[Some records]

—————

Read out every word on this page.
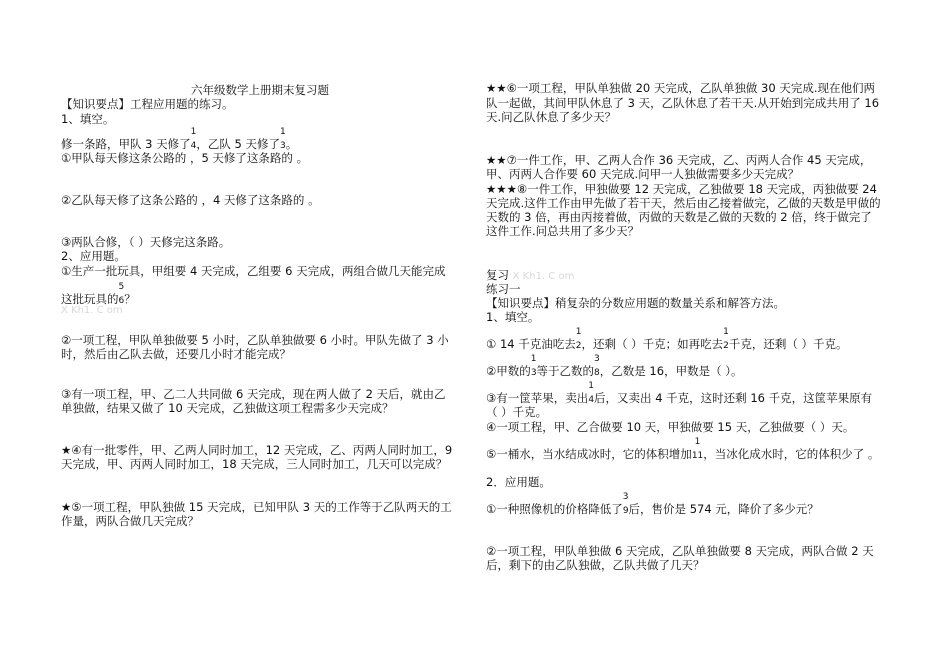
六年级数学上册期末复习题
【知识要点】工程应用题的练习。
1、填空。
修一条路，甲队 3 天修了
1
4，乙队 5 天修了
1
3。
①甲队每天修这条公路的 ，5 天修了这条路的 。
②乙队每天修了这条公路的 ，4 天修了这条路的 。
③两队合修，（ ）天修完这条路。
2、应用题。
①生产一批玩具，甲组要 4 天完成，乙组要 6 天完成，两组合做几天能完成
这批玩具的
5
6？
X Kh1. C om
②一项工程，甲队单独做要 5 小时，乙队单独做要 6 小时。甲队先做了 3 小
时，然后由乙队去做，还要几小时才能完成？
③有一项工程，甲、乙二人共同做 6 天完成，现在两人做了 2 天后，就由乙
单独做，结果又做了 10 天完成，乙独做这项工程需多少天完成？
★④有一批零件，甲、乙两人同时加工，12 天完成，乙、丙两人同时加工，9
天完成，甲、丙两人同时加工，18 天完成，三人同时加工，几天可以完成？
★⑤一项工程，甲队独做 15 天完成，已知甲队 3 天的工作等于乙队两天的工
作量，两队合做几天完成？
★★⑥一项工程，甲队单独做 20 天完成，乙队单独做 30 天完成.现在他们两
队一起做，其间甲队休息了 3 天，乙队休息了若干天.从开始到完成共用了 16
天.问乙队休息了多少天？
★★⑦一件工作，甲、乙两人合作 36 天完成，乙、丙两人合作 45 天完成，
甲、丙两人合作要 60 天完成.问甲一人独做需要多少天完成？
★★★⑧一件工作，甲独做要 12 天完成，乙独做要 18 天完成，丙独做要 24
天完成.这件工作由甲先做了若干天，然后由乙接着做完，乙做的天数是甲做的
天数的 3 倍，再由丙接着做，丙做的天数是乙做的天数的 2 倍，终于做完了
这件工作.问总共用了多少天？
复习 X Kh1. C om
练习一
【知识要点】稍复杂的分数应用题的数量关系和解答方法。
1、填空。
① 14 千克油吃去
1
2，还剩（ ）千克；如再吃去
1
2千克，还剩（ ）千克。
②甲数的
1
3等于乙数的
3
8，乙数是 16，甲数是（ ）。
③有一筐苹果，卖出
1
4后，又卖出 4 千克，这时还剩 16 千克，这筐苹果原有
（ ）千克。
④一项工程，甲、乙合做要 10 天，甲独做要 15 天，乙独做要（ ）天。
⑤一桶水，当水结成冰时，它的体积增加
1
11，当冰化成水时，它的体积少了 。
2．应用题。
①一种照像机的价格降低了
3
9后，售价是 574 元，降价了多少元？
②一项工程，甲队单独做 6 天完成，乙队单独做要 8 天完成，两队合做 2 天
后，剩下的由乙队独做，乙队共做了几天？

—————

[Challenge] How many lines of the listing include the string "②一项工程"? Answer with the number alone.

[Exercise answer] 2